Raw records
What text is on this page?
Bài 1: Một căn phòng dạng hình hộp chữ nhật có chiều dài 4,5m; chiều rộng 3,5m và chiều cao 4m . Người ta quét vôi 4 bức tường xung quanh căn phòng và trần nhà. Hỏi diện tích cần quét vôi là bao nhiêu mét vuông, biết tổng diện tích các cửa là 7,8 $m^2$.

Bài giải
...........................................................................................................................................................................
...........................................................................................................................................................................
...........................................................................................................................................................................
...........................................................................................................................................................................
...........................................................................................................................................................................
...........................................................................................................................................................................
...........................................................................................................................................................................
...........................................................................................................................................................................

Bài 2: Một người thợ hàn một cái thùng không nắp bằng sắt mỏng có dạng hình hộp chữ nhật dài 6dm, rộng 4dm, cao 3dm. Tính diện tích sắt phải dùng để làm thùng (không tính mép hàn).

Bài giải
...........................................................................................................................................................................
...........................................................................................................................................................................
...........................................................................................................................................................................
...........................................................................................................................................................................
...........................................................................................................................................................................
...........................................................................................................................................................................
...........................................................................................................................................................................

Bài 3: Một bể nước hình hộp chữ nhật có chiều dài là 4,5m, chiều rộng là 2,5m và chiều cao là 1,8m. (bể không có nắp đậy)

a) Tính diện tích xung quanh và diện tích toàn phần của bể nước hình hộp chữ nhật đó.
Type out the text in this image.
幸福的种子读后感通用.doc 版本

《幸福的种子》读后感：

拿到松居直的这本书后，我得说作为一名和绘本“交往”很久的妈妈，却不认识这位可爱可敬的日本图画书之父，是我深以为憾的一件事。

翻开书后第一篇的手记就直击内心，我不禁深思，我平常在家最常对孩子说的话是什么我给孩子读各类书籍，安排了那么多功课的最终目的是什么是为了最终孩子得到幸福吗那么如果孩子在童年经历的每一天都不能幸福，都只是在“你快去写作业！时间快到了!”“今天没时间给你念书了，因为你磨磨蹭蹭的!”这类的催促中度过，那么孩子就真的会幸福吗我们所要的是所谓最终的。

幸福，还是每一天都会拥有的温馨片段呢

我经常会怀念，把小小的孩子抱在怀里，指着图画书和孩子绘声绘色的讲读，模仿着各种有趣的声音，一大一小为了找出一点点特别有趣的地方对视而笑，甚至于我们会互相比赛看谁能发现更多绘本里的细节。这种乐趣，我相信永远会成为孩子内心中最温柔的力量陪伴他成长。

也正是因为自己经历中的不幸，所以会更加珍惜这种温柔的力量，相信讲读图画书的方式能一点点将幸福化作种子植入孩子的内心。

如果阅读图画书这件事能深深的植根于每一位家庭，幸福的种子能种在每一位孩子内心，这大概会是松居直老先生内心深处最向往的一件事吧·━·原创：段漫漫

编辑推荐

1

What this task involves
Reproduce the lines from the one containing "Type out the text in this image." to the end of the entries, keeping both ends and adding nothing.

The completed task
Type out the text in this image.
幸福的种子读后感通用.doc 版本

《幸福的种子》读后感：

拿到松居直的这本书后，我得说作为一名和绘本“交往”很久的妈妈，却不认识这位可爱可敬的日本图画书之父，是我深以为憾的一件事。

翻开书后第一篇的手记就直击内心，我不禁深思，我平常在家最常对孩子说的话是什么我给孩子读各类书籍，安排了那么多功课的最终目的是什么是为了最终孩子得到幸福吗那么如果孩子在童年经历的每一天都不能幸福，都只是在“你快去写作业！时间快到了!”“今天没时间给你念书了，因为你磨磨蹭蹭的!”这类的催促中度过，那么孩子就真的会幸福吗我们所要的是所谓最终的。

幸福，还是每一天都会拥有的温馨片段呢

我经常会怀念，把小小的孩子抱在怀里，指着图画书和孩子绘声绘色的讲读，模仿着各种有趣的声音，一大一小为了找出一点点特别有趣的地方对视而笑，甚至于我们会互相比赛看谁能发现更多绘本里的细节。这种乐趣，我相信永远会成为孩子内心中最温柔的力量陪伴他成长。

也正是因为自己经历中的不幸，所以会更加珍惜这种温柔的力量，相信讲读图画书的方式能一点点将幸福化作种子植入孩子的内心。

如果阅读图画书这件事能深深的植根于每一位家庭，幸福的种子能种在每一位孩子内心，这大概会是松居直老先生内心深处最向往的一件事吧·━·原创：段漫漫

编辑推荐

1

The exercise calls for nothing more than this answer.